→ **Exercise**
Collect every line below that contains the word "this".

Data excerpts
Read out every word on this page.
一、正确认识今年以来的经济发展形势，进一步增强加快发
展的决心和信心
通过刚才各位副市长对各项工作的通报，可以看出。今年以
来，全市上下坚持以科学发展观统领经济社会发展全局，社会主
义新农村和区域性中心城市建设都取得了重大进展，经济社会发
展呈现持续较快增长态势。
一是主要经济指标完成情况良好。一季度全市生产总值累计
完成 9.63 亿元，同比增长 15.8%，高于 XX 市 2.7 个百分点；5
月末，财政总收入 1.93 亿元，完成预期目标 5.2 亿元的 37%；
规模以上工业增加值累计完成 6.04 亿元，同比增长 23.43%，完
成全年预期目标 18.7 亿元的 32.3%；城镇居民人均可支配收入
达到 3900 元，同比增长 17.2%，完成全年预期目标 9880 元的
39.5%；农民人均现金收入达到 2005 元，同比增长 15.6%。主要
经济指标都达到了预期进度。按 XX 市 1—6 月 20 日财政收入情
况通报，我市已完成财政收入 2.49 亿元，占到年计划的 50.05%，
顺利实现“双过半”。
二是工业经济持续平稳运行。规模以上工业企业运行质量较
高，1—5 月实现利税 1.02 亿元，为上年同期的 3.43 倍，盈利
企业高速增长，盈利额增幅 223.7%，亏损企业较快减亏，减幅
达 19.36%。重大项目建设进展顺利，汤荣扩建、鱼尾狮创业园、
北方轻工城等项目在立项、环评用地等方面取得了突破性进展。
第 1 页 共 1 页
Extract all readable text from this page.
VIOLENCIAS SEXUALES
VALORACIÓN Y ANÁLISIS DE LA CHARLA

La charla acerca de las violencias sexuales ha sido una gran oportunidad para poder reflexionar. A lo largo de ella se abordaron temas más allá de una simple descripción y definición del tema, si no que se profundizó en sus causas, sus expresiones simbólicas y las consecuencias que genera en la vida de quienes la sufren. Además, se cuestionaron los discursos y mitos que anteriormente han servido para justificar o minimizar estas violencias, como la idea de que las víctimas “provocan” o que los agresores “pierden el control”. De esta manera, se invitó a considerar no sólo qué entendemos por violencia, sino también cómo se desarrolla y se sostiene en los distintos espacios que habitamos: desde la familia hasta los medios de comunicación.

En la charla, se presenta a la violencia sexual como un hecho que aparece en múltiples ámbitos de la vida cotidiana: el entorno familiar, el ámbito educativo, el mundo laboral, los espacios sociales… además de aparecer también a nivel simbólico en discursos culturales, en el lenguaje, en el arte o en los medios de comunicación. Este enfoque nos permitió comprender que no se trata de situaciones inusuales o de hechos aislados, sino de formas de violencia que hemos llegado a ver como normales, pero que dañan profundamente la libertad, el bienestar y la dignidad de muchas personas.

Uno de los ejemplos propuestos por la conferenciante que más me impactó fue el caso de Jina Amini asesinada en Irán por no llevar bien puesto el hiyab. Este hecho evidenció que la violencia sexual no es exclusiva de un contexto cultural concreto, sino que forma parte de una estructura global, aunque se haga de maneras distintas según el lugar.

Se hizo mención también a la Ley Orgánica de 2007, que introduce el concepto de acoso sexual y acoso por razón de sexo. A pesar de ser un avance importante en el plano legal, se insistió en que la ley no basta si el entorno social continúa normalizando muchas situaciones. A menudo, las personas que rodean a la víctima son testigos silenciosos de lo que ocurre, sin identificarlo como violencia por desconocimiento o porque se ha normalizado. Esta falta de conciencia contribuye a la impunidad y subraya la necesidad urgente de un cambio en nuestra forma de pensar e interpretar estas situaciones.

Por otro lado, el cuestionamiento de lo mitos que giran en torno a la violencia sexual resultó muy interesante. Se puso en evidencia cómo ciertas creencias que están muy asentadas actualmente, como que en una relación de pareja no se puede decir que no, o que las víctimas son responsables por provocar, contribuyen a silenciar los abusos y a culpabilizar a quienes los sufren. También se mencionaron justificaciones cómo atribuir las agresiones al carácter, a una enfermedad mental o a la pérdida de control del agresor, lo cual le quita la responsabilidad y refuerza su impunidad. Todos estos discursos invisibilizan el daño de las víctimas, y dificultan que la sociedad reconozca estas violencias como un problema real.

→ **Result**
Read out every word on this page.
Extract all readable text from this page.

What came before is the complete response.